→ **Task data**:
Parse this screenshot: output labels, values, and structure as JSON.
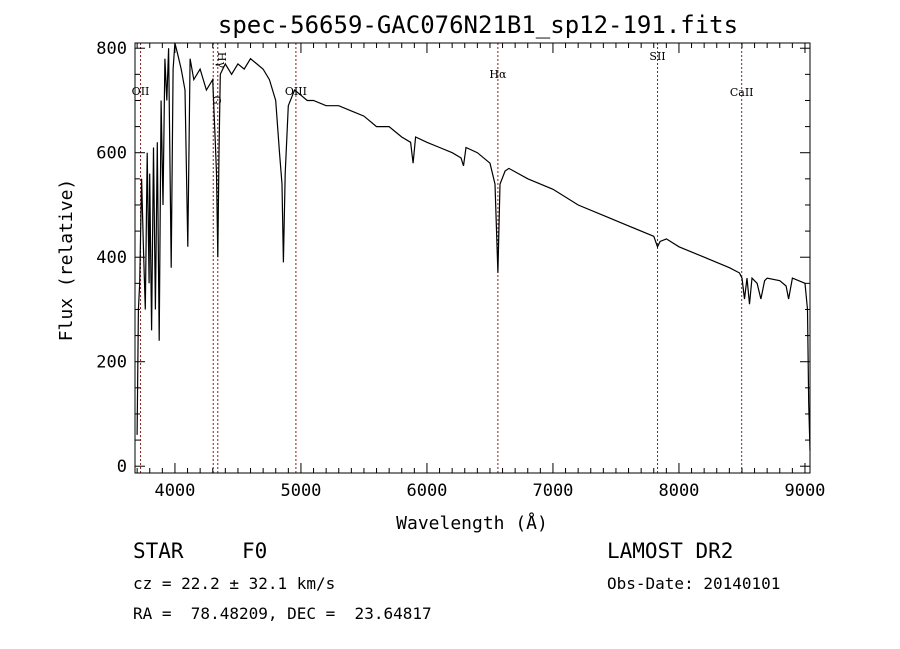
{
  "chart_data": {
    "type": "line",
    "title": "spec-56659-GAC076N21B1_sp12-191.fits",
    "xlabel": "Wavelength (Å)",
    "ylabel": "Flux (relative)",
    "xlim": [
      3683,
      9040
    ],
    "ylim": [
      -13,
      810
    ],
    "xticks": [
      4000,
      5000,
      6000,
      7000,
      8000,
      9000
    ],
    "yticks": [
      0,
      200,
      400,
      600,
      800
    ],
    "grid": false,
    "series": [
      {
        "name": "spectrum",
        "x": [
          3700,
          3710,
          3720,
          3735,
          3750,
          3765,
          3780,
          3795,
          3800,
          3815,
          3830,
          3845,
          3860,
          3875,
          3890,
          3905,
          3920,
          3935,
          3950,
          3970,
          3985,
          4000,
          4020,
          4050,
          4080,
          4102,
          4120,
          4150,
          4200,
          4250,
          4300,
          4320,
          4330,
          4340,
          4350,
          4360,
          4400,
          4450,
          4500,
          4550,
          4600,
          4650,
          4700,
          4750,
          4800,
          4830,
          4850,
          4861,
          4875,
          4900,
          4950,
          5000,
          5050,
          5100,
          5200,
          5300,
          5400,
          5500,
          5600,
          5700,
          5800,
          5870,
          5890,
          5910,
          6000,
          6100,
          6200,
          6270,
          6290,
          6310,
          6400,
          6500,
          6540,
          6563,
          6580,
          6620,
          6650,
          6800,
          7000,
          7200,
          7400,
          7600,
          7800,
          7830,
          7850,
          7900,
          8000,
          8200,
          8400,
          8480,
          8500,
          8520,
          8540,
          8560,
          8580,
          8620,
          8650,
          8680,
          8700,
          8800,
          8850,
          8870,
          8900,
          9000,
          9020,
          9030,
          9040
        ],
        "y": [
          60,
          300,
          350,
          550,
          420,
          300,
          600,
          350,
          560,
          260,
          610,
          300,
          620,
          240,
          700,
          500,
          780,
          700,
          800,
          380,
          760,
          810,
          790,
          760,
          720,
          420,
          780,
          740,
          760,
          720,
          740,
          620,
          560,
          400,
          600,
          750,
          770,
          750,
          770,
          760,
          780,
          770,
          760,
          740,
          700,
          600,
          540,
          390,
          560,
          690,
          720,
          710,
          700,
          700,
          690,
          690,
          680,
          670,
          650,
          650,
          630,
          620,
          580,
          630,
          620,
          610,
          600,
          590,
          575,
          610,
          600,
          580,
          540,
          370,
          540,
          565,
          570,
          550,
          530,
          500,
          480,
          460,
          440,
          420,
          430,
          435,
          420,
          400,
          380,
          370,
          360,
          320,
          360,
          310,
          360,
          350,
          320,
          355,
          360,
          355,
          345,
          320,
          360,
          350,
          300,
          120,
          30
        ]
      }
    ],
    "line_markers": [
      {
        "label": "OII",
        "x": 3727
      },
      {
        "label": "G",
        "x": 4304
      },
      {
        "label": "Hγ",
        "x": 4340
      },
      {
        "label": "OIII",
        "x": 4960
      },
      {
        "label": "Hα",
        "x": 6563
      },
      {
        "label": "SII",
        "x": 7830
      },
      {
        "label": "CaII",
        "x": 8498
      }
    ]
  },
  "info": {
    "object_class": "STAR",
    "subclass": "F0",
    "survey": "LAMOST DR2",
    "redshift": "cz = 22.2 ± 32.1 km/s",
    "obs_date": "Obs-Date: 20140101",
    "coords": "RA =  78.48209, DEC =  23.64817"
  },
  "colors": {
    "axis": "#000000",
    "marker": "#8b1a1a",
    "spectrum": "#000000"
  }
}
--
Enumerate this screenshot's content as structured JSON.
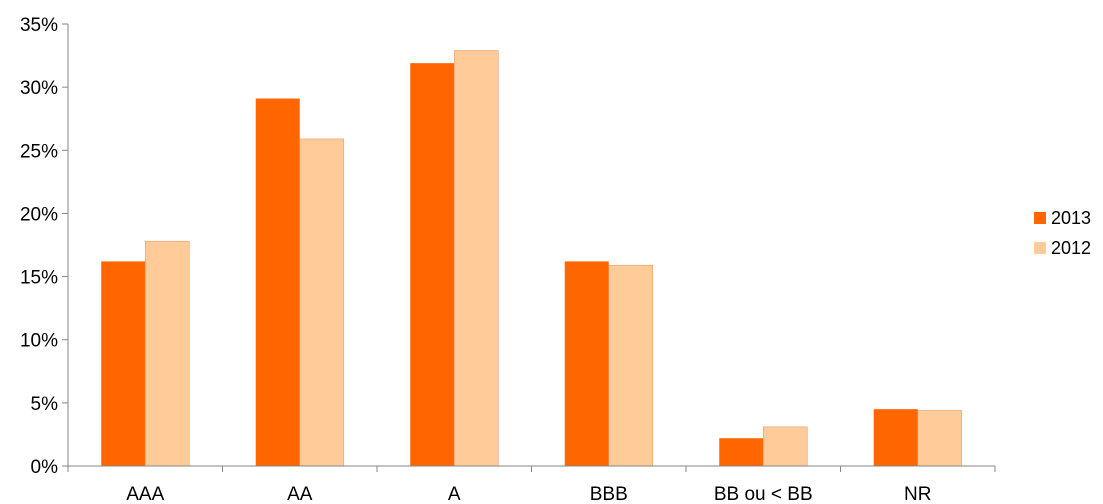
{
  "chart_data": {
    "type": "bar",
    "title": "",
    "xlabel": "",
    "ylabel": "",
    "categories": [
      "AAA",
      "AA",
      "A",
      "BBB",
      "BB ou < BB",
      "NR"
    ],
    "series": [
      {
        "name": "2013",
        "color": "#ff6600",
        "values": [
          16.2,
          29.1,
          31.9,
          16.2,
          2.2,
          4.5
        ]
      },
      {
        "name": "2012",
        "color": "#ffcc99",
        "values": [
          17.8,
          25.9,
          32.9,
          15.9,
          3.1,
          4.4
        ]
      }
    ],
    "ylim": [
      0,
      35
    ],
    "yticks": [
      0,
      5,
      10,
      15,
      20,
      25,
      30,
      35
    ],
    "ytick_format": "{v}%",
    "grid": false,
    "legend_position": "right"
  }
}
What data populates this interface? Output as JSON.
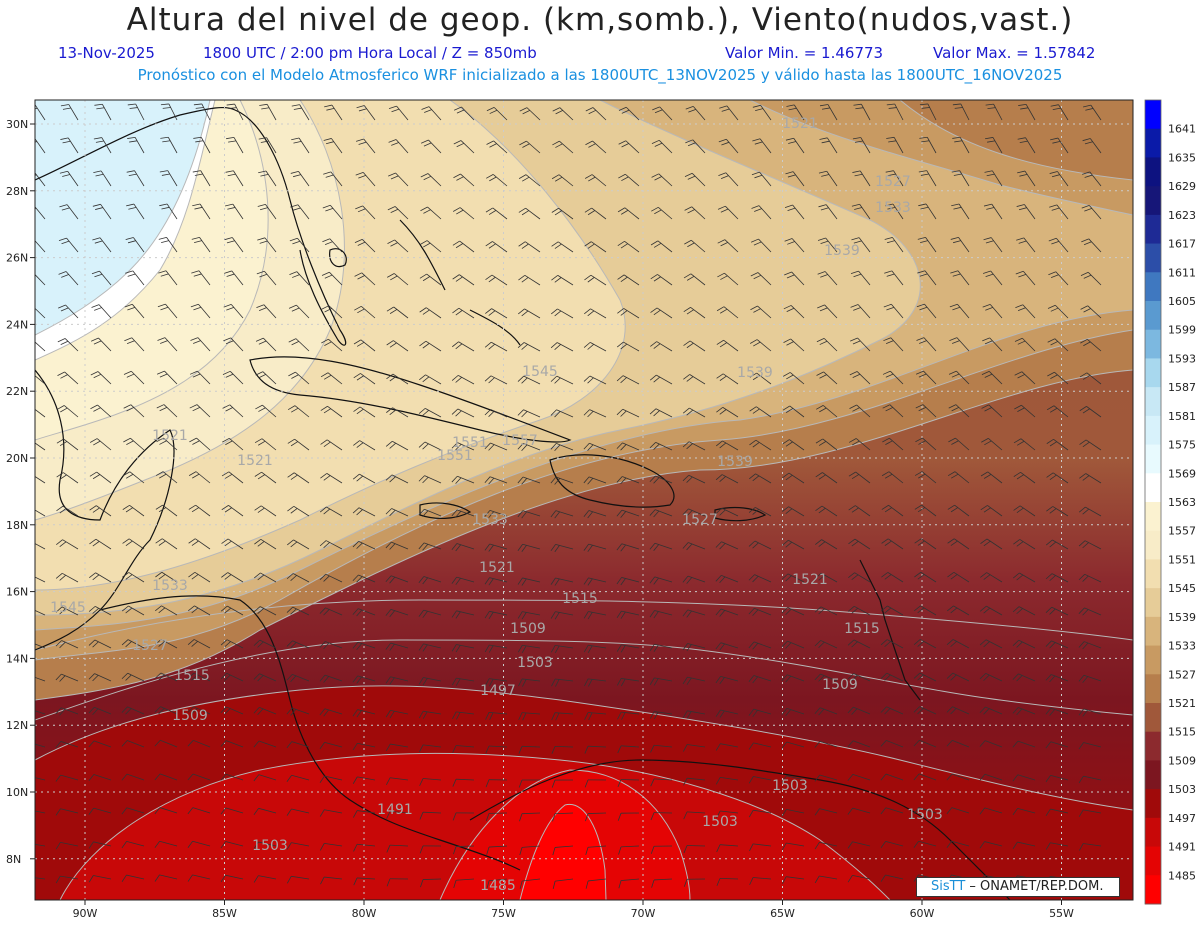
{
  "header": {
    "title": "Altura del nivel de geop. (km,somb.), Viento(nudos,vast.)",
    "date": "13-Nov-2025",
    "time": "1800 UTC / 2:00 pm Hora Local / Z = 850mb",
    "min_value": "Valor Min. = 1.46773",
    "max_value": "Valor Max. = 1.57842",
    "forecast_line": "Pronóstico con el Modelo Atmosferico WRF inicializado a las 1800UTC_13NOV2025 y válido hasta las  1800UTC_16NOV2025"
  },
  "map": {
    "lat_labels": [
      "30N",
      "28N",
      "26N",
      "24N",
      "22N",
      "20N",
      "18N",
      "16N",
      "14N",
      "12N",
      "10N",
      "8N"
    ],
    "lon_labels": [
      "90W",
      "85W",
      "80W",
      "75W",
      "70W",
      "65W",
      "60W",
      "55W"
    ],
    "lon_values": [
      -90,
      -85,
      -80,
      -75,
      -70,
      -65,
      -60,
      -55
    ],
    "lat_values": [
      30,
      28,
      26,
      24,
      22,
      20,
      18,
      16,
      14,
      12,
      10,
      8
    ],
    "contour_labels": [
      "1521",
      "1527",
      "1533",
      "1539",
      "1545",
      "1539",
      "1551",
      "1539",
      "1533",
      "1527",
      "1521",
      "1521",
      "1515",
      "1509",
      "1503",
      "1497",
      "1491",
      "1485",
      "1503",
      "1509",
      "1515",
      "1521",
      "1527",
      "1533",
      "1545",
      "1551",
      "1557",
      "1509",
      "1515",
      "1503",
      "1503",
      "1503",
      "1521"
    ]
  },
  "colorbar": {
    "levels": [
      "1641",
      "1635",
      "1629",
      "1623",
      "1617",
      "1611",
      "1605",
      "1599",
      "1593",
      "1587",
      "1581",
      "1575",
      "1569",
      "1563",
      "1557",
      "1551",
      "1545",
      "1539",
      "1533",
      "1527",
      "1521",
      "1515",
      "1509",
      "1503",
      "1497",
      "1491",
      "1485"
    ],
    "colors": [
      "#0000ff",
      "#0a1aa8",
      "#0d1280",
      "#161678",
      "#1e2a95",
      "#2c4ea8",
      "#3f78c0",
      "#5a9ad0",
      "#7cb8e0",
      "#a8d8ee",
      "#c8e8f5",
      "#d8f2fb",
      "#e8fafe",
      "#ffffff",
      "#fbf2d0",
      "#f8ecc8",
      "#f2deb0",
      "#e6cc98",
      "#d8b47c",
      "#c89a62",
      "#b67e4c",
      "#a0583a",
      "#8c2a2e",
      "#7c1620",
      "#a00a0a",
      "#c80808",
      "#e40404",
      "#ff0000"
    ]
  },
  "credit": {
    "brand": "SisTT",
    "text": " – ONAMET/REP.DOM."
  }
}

→ **Objective**:
Filter the listing above by the word "title"; copy each line that passes.

→ **Task result**:
    "title": "spec-56659-GAC076N21B1_sp12-191.fits",
    "title": "",
    "title": "Altura del nivel de geop. (km,somb.), Viento(nudos,vast.)",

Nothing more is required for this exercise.